__Records__.
## begin
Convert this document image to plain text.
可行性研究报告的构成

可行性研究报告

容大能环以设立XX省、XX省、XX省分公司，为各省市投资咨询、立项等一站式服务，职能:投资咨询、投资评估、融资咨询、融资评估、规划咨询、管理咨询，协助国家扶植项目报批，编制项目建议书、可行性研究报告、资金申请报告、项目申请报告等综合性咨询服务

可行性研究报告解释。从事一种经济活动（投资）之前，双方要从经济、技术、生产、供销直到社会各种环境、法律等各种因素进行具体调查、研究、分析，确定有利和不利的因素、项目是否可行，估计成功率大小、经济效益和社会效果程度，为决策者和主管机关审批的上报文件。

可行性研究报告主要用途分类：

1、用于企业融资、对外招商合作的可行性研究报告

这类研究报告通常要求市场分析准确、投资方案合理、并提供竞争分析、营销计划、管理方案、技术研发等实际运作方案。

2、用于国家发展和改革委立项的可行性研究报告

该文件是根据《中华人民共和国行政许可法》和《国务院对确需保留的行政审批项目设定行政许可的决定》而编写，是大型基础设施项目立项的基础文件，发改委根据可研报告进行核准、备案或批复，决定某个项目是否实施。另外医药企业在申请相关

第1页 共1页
## end
Return the whole listing exactly.

Convert this document image to plain text.
可行性研究报告的构成

可行性研究报告

容大能环以设立XX省、XX省、XX省分公司，为各省市投资咨询、立项等一站式服务，职能:投资咨询、投资评估、融资咨询、融资评估、规划咨询、管理咨询，协助国家扶植项目报批，编制项目建议书、可行性研究报告、资金申请报告、项目申请报告等综合性咨询服务

可行性研究报告解释。从事一种经济活动（投资）之前，双方要从经济、技术、生产、供销直到社会各种环境、法律等各种因素进行具体调查、研究、分析，确定有利和不利的因素、项目是否可行，估计成功率大小、经济效益和社会效果程度，为决策者和主管机关审批的上报文件。

可行性研究报告主要用途分类：

1、用于企业融资、对外招商合作的可行性研究报告

这类研究报告通常要求市场分析准确、投资方案合理、并提供竞争分析、营销计划、管理方案、技术研发等实际运作方案。

2、用于国家发展和改革委立项的可行性研究报告

该文件是根据《中华人民共和国行政许可法》和《国务院对确需保留的行政审批项目设定行政许可的决定》而编写，是大型基础设施项目立项的基础文件，发改委根据可研报告进行核准、备案或批复，决定某个项目是否实施。另外医药企业在申请相关

第1页 共1页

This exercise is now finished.